### [Goal]
Without the pictures, copy all the entries below exactly.

[Start of Records provided]

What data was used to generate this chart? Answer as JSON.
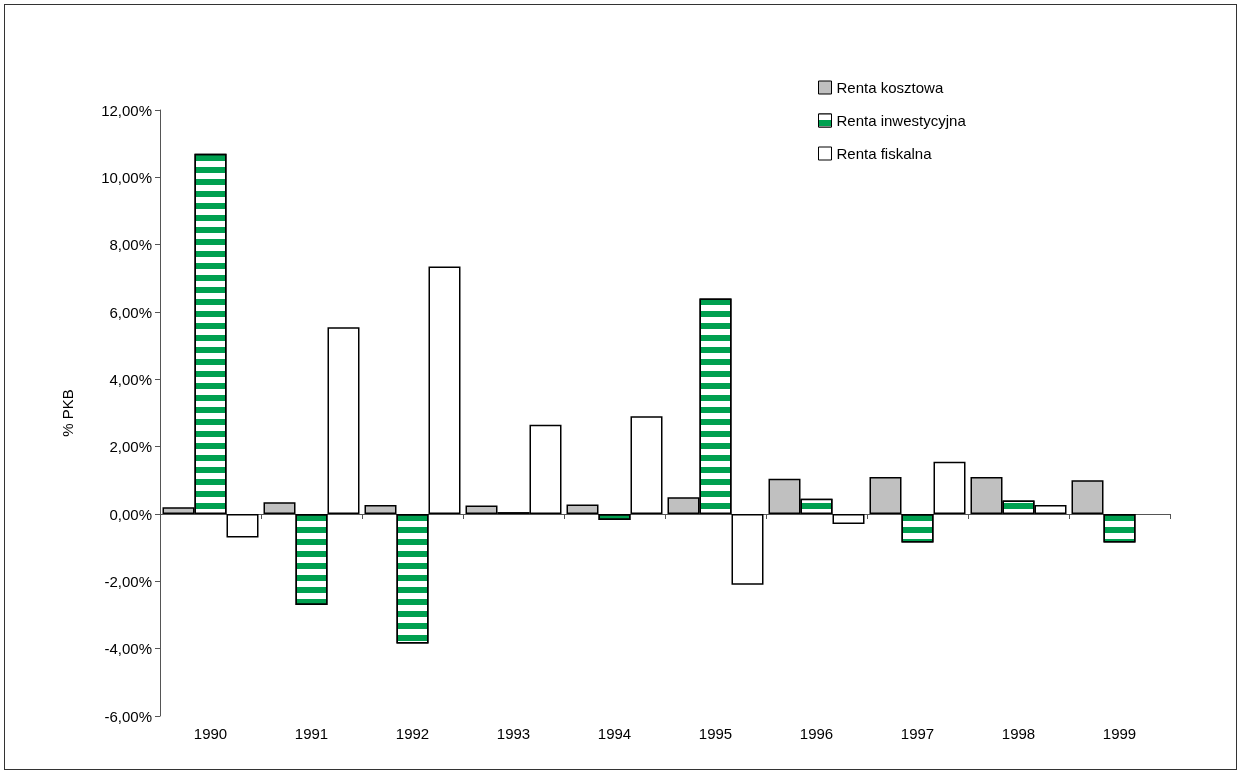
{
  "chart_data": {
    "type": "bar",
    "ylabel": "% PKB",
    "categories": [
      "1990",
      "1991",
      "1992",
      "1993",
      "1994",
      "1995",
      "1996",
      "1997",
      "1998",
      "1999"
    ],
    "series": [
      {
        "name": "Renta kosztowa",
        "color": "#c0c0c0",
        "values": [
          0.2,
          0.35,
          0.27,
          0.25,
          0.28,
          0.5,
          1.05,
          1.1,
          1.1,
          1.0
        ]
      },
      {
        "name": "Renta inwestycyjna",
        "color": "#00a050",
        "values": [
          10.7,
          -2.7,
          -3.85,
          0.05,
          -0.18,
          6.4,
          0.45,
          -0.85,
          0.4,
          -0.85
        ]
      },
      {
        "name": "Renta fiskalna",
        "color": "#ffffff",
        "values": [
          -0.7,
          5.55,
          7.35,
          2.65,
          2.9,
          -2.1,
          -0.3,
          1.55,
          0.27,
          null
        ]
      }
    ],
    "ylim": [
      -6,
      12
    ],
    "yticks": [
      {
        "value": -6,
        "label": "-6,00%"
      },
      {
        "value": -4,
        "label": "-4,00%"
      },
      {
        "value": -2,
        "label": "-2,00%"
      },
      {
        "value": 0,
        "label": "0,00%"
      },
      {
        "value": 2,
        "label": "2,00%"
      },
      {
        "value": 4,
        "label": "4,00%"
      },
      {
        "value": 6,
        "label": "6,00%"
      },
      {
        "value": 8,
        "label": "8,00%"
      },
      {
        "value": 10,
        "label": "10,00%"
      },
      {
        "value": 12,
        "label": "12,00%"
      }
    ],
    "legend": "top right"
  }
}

[End of Records provided]

### [Exercise result]
What data was used to generate this chart? Answer as JSON.
{
  "chart_data": {
    "type": "bar",
    "ylabel": "% PKB",
    "categories": [
      "1990",
      "1991",
      "1992",
      "1993",
      "1994",
      "1995",
      "1996",
      "1997",
      "1998",
      "1999"
    ],
    "series": [
      {
        "name": "Renta kosztowa",
        "color": "#c0c0c0",
        "values": [
          0.2,
          0.35,
          0.27,
          0.25,
          0.28,
          0.5,
          1.05,
          1.1,
          1.1,
          1.0
        ]
      },
      {
        "name": "Renta inwestycyjna",
        "color": "#00a050",
        "values": [
          10.7,
          -2.7,
          -3.85,
          0.05,
          -0.18,
          6.4,
          0.45,
          -0.85,
          0.4,
          -0.85
        ]
      },
      {
        "name": "Renta fiskalna",
        "color": "#ffffff",
        "values": [
          -0.7,
          5.55,
          7.35,
          2.65,
          2.9,
          -2.1,
          -0.3,
          1.55,
          0.27,
          null
        ]
      }
    ],
    "ylim": [
      -6,
      12
    ],
    "yticks": [
      {
        "value": -6,
        "label": "-6,00%"
      },
      {
        "value": -4,
        "label": "-4,00%"
      },
      {
        "value": -2,
        "label": "-2,00%"
      },
      {
        "value": 0,
        "label": "0,00%"
      },
      {
        "value": 2,
        "label": "2,00%"
      },
      {
        "value": 4,
        "label": "4,00%"
      },
      {
        "value": 6,
        "label": "6,00%"
      },
      {
        "value": 8,
        "label": "8,00%"
      },
      {
        "value": 10,
        "label": "10,00%"
      },
      {
        "value": 12,
        "label": "12,00%"
      }
    ],
    "legend": "top right"
  }
}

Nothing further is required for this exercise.